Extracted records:
━━━━━━━━━━━━━━━━━━━━━━━━━━━━━━

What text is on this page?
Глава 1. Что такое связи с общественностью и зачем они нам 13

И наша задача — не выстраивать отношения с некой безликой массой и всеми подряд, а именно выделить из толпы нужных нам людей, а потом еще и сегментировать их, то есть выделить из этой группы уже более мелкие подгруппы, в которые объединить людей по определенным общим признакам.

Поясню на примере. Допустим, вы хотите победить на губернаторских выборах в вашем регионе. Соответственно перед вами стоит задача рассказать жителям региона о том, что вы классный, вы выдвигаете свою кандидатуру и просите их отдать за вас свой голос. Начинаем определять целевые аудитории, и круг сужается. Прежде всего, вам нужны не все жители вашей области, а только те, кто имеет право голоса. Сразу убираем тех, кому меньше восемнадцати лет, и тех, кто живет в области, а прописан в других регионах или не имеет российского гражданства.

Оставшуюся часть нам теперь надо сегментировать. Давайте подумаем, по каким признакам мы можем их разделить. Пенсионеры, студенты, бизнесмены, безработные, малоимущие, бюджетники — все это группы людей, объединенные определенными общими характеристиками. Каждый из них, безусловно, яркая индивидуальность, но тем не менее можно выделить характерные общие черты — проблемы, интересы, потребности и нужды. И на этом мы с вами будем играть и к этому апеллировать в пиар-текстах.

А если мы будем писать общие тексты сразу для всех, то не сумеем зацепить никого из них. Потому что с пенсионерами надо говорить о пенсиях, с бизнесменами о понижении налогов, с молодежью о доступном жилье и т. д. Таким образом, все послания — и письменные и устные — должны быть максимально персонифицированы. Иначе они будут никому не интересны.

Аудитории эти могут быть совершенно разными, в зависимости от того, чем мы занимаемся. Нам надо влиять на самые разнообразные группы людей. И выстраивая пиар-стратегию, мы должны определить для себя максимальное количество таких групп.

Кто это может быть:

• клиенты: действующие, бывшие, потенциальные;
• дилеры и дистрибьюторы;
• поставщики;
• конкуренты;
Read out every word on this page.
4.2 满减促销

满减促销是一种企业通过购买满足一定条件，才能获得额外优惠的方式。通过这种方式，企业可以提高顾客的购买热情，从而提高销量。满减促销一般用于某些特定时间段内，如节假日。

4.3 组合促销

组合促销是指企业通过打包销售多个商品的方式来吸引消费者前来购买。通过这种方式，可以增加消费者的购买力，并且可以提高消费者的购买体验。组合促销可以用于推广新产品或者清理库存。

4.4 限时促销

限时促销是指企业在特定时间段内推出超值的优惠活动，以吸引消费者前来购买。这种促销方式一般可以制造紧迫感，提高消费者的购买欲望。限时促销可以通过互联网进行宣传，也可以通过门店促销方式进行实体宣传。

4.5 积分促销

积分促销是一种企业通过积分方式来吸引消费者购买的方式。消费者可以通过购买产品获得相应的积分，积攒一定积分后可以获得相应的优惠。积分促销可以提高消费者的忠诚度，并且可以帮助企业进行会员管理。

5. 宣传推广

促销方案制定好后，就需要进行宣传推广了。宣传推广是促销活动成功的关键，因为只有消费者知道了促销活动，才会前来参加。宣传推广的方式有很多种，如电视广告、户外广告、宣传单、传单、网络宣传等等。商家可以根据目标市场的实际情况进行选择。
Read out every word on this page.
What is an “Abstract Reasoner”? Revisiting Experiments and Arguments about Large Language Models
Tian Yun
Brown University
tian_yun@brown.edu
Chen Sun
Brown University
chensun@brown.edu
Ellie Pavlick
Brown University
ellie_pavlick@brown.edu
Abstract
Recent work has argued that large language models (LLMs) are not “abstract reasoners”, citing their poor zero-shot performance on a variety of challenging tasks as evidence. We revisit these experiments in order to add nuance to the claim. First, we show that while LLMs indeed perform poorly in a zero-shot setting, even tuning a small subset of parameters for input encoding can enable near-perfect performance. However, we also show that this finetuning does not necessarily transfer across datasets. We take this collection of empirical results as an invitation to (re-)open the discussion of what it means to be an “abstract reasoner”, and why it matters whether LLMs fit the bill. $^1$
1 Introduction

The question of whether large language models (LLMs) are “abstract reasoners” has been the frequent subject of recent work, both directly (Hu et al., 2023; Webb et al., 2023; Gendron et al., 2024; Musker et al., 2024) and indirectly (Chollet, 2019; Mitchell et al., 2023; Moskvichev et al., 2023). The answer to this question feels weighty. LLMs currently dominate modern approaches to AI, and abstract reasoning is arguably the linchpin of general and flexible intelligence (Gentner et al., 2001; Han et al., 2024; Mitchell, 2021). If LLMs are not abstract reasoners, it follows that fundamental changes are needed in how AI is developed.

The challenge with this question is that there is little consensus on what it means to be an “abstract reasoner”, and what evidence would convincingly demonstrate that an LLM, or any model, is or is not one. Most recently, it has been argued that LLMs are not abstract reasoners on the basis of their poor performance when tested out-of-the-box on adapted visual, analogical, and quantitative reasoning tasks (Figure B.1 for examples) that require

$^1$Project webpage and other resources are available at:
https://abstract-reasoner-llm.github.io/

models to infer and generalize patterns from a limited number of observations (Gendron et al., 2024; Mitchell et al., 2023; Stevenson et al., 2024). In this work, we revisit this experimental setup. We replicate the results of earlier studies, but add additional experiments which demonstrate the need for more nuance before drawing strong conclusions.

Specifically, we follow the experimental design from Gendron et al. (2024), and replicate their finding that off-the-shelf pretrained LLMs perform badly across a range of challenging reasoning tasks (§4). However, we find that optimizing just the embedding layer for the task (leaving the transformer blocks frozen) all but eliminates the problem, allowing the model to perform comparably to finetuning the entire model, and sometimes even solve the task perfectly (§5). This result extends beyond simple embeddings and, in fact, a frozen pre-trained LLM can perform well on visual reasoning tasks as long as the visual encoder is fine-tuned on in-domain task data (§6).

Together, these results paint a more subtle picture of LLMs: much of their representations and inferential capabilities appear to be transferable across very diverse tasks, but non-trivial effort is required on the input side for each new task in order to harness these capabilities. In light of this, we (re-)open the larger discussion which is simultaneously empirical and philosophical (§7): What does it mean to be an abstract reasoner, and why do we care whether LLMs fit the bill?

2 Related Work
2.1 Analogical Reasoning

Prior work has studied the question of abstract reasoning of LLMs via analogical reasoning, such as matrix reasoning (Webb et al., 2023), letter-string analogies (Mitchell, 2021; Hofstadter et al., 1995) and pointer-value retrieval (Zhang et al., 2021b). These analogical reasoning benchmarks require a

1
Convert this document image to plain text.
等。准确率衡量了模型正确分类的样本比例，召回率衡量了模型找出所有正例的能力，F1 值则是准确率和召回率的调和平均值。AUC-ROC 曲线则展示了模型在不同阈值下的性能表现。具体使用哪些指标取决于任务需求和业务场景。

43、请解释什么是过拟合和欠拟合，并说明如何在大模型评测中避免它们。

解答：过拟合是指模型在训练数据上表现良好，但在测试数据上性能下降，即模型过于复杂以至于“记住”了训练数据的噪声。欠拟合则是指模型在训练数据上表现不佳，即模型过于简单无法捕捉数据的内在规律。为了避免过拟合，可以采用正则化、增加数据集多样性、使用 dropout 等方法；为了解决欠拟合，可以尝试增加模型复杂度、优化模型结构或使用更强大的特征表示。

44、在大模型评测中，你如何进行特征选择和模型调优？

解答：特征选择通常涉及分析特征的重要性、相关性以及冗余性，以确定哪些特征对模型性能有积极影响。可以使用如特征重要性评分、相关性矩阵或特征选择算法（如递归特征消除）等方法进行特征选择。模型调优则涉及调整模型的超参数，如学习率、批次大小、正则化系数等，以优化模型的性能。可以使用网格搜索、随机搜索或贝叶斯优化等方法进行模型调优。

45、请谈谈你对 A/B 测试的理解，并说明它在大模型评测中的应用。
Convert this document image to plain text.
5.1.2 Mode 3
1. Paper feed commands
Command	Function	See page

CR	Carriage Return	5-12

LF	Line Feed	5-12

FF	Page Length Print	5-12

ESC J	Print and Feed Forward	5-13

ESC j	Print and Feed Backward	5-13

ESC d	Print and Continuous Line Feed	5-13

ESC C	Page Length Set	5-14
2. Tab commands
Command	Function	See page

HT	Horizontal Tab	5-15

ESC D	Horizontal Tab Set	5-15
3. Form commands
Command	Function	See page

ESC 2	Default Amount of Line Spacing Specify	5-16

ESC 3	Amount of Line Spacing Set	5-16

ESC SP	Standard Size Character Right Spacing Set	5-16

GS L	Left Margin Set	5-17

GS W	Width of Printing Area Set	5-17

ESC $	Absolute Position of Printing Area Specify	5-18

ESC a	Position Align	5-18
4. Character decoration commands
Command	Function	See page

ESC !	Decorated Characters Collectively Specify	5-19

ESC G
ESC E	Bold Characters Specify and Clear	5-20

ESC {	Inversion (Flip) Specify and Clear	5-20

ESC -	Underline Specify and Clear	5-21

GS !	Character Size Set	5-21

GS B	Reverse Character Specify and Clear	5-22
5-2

━━━━━━━━━━━━━━━━━━━━━━━━━━━━━━

WRITTEN PROBLEM: Count the lines in the records above that contain the word "Clear", and reply with only that number.

WRITTEN SOLUTION: 4